Return every line of the material exactly.

***

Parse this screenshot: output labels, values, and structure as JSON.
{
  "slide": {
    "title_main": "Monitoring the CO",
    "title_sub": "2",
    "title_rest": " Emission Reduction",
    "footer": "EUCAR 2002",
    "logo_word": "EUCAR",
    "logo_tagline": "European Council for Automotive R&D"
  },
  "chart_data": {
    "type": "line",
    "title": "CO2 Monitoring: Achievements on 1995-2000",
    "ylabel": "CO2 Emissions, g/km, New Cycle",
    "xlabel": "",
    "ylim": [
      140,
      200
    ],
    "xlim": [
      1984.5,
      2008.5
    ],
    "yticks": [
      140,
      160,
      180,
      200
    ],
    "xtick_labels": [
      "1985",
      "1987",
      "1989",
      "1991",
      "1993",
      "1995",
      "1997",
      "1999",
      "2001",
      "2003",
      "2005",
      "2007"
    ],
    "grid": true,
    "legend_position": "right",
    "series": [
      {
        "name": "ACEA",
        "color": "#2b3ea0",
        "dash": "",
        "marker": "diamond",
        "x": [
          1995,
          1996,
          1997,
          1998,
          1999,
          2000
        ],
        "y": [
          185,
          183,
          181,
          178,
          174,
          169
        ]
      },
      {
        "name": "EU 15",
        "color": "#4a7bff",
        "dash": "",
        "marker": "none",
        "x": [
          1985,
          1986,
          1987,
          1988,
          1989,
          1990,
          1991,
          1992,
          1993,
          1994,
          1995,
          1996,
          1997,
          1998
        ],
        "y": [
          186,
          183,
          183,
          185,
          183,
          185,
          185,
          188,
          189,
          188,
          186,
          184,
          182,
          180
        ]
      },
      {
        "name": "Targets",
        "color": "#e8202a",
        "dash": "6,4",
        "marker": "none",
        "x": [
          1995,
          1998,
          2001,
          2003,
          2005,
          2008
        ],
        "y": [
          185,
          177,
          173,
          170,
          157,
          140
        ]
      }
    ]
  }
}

***

EXERCISE RESULT:
Parse this screenshot: output labels, values, and structure as JSON.
{
  "slide": {
    "title_main": "Monitoring the CO",
    "title_sub": "2",
    "title_rest": " Emission Reduction",
    "footer": "EUCAR 2002",
    "logo_word": "EUCAR",
    "logo_tagline": "European Council for Automotive R&D"
  },
  "chart_data": {
    "type": "line",
    "title": "CO2 Monitoring: Achievements on 1995-2000",
    "ylabel": "CO2 Emissions, g/km, New Cycle",
    "xlabel": "",
    "ylim": [
      140,
      200
    ],
    "xlim": [
      1984.5,
      2008.5
    ],
    "yticks": [
      140,
      160,
      180,
      200
    ],
    "xtick_labels": [
      "1985",
      "1987",
      "1989",
      "1991",
      "1993",
      "1995",
      "1997",
      "1999",
      "2001",
      "2003",
      "2005",
      "2007"
    ],
    "grid": true,
    "legend_position": "right",
    "series": [
      {
        "name": "ACEA",
        "color": "#2b3ea0",
        "dash": "",
        "marker": "diamond",
        "x": [
          1995,
          1996,
          1997,
          1998,
          1999,
          2000
        ],
        "y": [
          185,
          183,
          181,
          178,
          174,
          169
        ]
      },
      {
        "name": "EU 15",
        "color": "#4a7bff",
        "dash": "",
        "marker": "none",
        "x": [
          1985,
          1986,
          1987,
          1988,
          1989,
          1990,
          1991,
          1992,
          1993,
          1994,
          1995,
          1996,
          1997,
          1998
        ],
        "y": [
          186,
          183,
          183,
          185,
          183,
          185,
          185,
          188,
          189,
          188,
          186,
          184,
          182,
          180
        ]
      },
      {
        "name": "Targets",
        "color": "#e8202a",
        "dash": "6,4",
        "marker": "none",
        "x": [
          1995,
          1998,
          2001,
          2003,
          2005,
          2008
        ],
        "y": [
          185,
          177,
          173,
          170,
          157,
          140
        ]
      }
    ]
  }
}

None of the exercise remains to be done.